> [Required task]
Copy all the material below, exactly as it stands.
────────────────────────────────────────
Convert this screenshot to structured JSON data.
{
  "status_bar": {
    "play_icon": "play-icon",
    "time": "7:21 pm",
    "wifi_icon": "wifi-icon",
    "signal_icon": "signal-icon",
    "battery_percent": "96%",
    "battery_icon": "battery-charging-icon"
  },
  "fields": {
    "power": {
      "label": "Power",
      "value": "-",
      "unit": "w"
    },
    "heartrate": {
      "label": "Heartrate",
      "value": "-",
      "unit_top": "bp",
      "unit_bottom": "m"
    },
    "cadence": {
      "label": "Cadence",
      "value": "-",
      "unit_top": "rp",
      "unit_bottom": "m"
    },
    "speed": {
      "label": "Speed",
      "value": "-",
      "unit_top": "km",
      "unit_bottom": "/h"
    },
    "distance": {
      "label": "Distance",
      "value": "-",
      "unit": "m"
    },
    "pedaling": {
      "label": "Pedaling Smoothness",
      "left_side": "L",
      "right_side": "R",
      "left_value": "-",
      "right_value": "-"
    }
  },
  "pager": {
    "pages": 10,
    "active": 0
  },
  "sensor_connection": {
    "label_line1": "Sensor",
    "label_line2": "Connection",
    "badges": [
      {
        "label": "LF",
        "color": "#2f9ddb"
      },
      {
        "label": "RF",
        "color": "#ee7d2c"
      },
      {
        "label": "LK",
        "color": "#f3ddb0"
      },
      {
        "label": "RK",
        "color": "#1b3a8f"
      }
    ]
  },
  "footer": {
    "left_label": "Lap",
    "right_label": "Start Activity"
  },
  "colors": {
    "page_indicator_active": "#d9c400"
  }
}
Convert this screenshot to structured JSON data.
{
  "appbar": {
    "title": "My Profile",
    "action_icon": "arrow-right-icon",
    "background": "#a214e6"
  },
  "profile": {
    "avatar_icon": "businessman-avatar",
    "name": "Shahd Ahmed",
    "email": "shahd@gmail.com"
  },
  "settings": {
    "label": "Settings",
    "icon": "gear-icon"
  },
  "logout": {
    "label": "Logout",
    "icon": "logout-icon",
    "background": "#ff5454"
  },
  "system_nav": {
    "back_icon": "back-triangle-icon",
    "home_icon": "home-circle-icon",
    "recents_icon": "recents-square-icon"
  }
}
────────────────────────────────────────
> [The output]
Convert this screenshot to structured JSON data.
{
  "status_bar": {
    "play_icon": "play-icon",
    "time": "7:21 pm",
    "wifi_icon": "wifi-icon",
    "signal_icon": "signal-icon",
    "battery_percent": "96%",
    "battery_icon": "battery-charging-icon"
  },
  "fields": {
    "power": {
      "label": "Power",
      "value": "-",
      "unit": "w"
    },
    "heartrate": {
      "label": "Heartrate",
      "value": "-",
      "unit_top": "bp",
      "unit_bottom": "m"
    },
    "cadence": {
      "label": "Cadence",
      "value": "-",
      "unit_top": "rp",
      "unit_bottom": "m"
    },
    "speed": {
      "label": "Speed",
      "value": "-",
      "unit_top": "km",
      "unit_bottom": "/h"
    },
    "distance": {
      "label": "Distance",
      "value": "-",
      "unit": "m"
    },
    "pedaling": {
      "label": "Pedaling Smoothness",
      "left_side": "L",
      "right_side": "R",
      "left_value": "-",
      "right_value": "-"
    }
  },
  "pager": {
    "pages": 10,
    "active": 0
  },
  "sensor_connection": {
    "label_line1": "Sensor",
    "label_line2": "Connection",
    "badges": [
      {
        "label": "LF",
        "color": "#2f9ddb"
      },
      {
        "label": "RF",
        "color": "#ee7d2c"
      },
      {
        "label": "LK",
        "color": "#f3ddb0"
      },
      {
        "label": "RK",
        "color": "#1b3a8f"
      }
    ]
  },
  "footer": {
    "left_label": "Lap",
    "right_label": "Start Activity"
  },
  "colors": {
    "page_indicator_active": "#d9c400"
  }
}
Convert this screenshot to structured JSON data.
{
  "appbar": {
    "title": "My Profile",
    "action_icon": "arrow-right-icon",
    "background": "#a214e6"
  },
  "profile": {
    "avatar_icon": "businessman-avatar",
    "name": "Shahd Ahmed",
    "email": "shahd@gmail.com"
  },
  "settings": {
    "label": "Settings",
    "icon": "gear-icon"
  },
  "logout": {
    "label": "Logout",
    "icon": "logout-icon",
    "background": "#ff5454"
  },
  "system_nav": {
    "back_icon": "back-triangle-icon",
    "home_icon": "home-circle-icon",
    "recents_icon": "recents-square-icon"
  }
}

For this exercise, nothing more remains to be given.